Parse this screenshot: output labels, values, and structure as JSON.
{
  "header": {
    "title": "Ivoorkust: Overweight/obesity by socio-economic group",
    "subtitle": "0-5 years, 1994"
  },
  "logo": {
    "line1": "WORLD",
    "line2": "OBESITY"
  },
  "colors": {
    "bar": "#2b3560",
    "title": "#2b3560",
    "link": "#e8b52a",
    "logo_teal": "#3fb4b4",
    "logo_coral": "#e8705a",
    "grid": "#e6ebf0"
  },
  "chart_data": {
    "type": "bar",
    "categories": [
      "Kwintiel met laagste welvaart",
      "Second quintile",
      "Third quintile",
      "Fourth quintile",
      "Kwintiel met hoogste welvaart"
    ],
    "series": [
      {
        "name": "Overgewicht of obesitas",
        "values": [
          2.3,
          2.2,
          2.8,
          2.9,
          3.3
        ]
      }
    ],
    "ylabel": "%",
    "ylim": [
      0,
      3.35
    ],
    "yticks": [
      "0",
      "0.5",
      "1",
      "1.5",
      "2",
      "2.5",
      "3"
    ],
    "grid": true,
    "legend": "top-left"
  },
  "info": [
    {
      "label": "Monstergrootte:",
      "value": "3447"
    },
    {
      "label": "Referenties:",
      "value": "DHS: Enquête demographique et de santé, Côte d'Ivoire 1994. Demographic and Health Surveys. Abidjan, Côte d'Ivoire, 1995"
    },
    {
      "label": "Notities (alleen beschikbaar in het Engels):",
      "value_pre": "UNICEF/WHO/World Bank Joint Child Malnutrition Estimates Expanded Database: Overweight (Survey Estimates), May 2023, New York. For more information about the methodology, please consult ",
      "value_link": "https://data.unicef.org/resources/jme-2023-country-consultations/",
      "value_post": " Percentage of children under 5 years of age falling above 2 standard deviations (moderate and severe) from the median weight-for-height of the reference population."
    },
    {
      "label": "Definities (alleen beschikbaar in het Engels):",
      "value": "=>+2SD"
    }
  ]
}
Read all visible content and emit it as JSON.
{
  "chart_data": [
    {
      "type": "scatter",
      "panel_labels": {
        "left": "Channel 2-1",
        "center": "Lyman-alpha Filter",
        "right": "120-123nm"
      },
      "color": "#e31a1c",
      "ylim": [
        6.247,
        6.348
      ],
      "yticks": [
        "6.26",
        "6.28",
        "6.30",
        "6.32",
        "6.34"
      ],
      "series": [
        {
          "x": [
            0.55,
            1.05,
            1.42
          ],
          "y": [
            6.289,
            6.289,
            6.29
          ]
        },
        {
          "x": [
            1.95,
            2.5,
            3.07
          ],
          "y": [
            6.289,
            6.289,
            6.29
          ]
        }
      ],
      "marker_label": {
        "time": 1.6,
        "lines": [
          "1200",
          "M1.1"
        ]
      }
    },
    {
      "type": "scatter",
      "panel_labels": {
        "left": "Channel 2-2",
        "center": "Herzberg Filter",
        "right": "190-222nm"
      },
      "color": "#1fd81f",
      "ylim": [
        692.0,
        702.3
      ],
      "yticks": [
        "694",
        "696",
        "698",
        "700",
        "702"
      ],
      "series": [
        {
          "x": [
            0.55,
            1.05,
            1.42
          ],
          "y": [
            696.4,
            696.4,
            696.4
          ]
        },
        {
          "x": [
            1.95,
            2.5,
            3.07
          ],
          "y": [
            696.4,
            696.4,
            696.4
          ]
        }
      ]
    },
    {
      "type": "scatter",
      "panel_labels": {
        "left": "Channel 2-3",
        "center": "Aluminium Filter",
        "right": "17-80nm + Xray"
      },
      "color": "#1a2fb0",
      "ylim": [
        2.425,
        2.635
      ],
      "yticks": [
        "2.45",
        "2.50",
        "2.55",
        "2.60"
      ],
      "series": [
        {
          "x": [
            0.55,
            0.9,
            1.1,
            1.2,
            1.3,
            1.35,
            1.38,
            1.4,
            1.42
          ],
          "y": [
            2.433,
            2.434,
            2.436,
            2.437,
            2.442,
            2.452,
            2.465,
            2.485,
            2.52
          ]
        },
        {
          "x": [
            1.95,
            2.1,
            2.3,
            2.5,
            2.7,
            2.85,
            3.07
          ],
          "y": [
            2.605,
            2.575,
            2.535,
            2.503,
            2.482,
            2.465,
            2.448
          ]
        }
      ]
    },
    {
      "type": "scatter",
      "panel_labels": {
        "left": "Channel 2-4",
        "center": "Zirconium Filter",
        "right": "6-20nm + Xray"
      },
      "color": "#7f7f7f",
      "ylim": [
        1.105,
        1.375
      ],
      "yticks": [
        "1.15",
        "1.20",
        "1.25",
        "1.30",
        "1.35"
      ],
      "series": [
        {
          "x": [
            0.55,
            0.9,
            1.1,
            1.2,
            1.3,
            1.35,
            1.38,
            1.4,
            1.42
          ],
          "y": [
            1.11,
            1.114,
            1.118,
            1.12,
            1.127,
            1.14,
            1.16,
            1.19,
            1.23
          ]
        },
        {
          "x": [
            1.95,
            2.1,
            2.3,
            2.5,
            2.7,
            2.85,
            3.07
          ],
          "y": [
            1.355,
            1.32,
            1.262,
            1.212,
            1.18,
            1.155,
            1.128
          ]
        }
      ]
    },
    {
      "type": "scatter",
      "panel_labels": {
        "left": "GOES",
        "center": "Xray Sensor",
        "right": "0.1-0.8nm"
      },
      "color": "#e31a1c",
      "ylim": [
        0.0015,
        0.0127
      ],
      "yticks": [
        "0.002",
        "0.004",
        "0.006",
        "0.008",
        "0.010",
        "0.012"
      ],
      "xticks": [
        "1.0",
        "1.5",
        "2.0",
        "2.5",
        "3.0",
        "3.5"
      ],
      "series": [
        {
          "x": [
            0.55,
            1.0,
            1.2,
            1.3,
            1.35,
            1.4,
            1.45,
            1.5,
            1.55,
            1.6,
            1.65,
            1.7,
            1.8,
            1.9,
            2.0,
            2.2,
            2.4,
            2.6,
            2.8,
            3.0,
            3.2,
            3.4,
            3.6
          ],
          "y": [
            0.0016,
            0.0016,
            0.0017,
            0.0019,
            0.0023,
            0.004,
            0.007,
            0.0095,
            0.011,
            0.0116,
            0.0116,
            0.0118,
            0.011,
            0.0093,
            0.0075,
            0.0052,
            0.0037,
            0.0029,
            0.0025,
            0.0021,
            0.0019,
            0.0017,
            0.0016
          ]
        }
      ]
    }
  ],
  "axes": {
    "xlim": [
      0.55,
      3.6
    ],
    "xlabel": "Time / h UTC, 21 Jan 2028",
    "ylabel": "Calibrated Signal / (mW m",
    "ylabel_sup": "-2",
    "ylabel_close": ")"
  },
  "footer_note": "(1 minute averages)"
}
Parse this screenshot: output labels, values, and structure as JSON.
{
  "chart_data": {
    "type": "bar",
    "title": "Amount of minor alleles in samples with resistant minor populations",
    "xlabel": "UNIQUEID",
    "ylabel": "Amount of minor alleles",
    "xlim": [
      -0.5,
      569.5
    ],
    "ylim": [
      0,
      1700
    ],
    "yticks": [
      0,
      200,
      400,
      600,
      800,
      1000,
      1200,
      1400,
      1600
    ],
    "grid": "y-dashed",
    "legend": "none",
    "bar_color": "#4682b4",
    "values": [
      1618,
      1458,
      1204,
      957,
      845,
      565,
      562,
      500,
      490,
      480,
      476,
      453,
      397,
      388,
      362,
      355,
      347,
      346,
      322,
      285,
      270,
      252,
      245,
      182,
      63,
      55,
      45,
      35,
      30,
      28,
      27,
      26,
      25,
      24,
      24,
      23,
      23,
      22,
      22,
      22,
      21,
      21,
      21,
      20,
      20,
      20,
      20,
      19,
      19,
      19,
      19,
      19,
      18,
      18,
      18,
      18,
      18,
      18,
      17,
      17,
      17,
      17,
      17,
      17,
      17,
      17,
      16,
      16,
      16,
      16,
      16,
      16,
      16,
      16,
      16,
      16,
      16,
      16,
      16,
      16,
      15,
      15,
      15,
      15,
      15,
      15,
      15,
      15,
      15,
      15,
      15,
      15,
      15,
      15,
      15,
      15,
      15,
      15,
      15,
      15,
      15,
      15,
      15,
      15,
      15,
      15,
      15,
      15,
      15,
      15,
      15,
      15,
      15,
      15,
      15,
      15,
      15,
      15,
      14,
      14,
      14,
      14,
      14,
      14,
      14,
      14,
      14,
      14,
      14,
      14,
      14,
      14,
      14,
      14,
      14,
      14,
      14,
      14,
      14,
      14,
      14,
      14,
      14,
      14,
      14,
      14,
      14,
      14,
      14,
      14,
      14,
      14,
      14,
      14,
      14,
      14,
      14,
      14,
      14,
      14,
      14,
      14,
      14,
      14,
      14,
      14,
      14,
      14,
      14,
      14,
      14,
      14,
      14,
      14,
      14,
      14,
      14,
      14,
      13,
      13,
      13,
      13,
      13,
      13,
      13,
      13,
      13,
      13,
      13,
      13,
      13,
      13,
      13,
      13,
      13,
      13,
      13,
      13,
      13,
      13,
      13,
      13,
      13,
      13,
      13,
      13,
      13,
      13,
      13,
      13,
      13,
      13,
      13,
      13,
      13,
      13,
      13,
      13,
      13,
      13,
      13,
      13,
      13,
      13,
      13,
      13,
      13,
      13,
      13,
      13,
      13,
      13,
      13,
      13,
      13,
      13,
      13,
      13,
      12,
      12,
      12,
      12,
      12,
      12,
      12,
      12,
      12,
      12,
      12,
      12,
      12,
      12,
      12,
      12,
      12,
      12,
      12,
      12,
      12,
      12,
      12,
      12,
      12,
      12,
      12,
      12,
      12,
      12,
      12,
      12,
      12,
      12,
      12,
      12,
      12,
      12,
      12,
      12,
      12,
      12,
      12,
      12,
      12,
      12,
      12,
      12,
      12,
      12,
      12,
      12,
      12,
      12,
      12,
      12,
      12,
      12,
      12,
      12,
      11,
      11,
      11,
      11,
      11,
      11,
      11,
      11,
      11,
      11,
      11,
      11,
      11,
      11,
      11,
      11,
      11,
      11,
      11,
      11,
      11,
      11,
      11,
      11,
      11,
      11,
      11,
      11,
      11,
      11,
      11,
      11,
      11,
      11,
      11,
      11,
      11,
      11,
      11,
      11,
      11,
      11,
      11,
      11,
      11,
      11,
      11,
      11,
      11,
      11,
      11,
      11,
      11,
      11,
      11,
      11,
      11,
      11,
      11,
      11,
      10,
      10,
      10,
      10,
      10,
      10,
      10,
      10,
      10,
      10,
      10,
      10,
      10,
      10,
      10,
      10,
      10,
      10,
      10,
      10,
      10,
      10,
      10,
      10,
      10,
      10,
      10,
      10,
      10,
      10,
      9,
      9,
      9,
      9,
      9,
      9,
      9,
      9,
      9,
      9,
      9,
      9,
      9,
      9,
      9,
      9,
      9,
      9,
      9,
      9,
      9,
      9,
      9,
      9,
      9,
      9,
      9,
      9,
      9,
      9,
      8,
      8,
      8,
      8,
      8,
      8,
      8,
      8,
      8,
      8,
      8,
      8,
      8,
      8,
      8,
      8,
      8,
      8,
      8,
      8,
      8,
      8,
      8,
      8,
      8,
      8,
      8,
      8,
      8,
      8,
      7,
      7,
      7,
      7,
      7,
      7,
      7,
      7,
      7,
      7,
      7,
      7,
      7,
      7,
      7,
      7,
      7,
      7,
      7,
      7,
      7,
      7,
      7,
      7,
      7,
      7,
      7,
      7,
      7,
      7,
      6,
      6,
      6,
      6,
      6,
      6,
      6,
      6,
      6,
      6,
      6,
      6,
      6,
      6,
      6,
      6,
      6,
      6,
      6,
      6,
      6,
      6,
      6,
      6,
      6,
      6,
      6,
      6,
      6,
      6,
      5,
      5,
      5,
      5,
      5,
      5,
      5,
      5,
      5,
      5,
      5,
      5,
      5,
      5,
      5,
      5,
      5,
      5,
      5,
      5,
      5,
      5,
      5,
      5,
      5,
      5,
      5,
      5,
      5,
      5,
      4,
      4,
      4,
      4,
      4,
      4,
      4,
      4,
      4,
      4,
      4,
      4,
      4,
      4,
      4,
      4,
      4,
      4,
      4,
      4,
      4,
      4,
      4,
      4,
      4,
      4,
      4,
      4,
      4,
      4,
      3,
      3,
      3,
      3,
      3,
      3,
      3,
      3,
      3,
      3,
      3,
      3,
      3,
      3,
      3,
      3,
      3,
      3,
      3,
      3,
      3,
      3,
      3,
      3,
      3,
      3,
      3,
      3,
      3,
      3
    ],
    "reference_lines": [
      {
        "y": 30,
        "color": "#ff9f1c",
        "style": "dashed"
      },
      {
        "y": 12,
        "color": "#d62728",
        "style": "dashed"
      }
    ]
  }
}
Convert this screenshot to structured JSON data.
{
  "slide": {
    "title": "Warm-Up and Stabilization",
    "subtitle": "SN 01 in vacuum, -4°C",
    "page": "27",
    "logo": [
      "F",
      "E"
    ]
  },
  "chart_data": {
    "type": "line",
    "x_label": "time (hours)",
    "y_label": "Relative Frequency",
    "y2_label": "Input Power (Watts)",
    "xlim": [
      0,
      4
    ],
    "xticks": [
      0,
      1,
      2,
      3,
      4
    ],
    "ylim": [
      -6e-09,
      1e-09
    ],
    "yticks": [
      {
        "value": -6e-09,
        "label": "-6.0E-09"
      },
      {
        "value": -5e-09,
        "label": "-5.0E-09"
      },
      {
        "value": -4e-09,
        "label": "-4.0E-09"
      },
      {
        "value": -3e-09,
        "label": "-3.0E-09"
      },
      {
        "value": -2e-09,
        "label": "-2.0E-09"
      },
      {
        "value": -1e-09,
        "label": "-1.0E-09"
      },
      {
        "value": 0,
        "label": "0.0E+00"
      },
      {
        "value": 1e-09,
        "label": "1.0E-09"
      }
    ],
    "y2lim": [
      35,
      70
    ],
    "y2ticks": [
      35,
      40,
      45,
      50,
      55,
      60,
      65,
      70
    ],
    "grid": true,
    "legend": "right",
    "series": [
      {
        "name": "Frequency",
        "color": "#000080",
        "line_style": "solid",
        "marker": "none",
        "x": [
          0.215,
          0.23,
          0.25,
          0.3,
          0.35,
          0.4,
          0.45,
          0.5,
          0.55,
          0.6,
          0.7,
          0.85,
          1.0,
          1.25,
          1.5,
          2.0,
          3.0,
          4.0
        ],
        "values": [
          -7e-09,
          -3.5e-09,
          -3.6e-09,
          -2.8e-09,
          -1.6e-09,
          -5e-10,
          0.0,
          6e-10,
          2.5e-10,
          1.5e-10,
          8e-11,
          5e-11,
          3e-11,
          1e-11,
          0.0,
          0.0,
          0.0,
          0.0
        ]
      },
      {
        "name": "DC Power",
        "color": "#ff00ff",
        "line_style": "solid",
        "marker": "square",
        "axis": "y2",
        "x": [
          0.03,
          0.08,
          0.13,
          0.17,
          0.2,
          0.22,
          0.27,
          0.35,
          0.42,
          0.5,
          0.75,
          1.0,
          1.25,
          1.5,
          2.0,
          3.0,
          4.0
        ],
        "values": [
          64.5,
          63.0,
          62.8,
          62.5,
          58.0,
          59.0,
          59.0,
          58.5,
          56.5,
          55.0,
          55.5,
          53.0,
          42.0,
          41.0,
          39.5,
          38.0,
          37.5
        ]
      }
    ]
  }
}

→ **PROBLEM DETAILS**
Looking at the records above, report how many lines contain the word "alleen". Answer with the number only.

→ **TASK OUTPUT**
2